━━ The records ━━

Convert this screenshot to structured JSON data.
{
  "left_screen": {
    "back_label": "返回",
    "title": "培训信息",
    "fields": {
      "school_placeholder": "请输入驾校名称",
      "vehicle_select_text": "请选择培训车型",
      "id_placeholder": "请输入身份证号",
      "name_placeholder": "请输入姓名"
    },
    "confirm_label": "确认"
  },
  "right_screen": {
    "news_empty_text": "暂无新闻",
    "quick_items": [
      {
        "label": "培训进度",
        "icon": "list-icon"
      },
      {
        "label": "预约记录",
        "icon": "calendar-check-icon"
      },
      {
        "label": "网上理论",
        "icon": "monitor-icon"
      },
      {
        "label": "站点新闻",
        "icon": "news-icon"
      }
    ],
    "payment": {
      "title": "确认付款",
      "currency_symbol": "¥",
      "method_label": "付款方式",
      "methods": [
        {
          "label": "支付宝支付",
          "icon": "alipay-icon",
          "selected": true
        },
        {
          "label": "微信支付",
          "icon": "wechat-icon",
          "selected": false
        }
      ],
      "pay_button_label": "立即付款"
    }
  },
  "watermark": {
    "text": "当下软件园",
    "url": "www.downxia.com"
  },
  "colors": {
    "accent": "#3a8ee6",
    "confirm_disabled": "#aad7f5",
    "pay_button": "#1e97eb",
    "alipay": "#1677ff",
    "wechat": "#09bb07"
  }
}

━━━

Goal: Give the complete listing a second time, exactly as it reads.

Correct response:
Convert this screenshot to structured JSON data.
{
  "left_screen": {
    "back_label": "返回",
    "title": "培训信息",
    "fields": {
      "school_placeholder": "请输入驾校名称",
      "vehicle_select_text": "请选择培训车型",
      "id_placeholder": "请输入身份证号",
      "name_placeholder": "请输入姓名"
    },
    "confirm_label": "确认"
  },
  "right_screen": {
    "news_empty_text": "暂无新闻",
    "quick_items": [
      {
        "label": "培训进度",
        "icon": "list-icon"
      },
      {
        "label": "预约记录",
        "icon": "calendar-check-icon"
      },
      {
        "label": "网上理论",
        "icon": "monitor-icon"
      },
      {
        "label": "站点新闻",
        "icon": "news-icon"
      }
    ],
    "payment": {
      "title": "确认付款",
      "currency_symbol": "¥",
      "method_label": "付款方式",
      "methods": [
        {
          "label": "支付宝支付",
          "icon": "alipay-icon",
          "selected": true
        },
        {
          "label": "微信支付",
          "icon": "wechat-icon",
          "selected": false
        }
      ],
      "pay_button_label": "立即付款"
    }
  },
  "watermark": {
    "text": "当下软件园",
    "url": "www.downxia.com"
  },
  "colors": {
    "accent": "#3a8ee6",
    "confirm_disabled": "#aad7f5",
    "pay_button": "#1e97eb",
    "alipay": "#1677ff",
    "wechat": "#09bb07"
  }
}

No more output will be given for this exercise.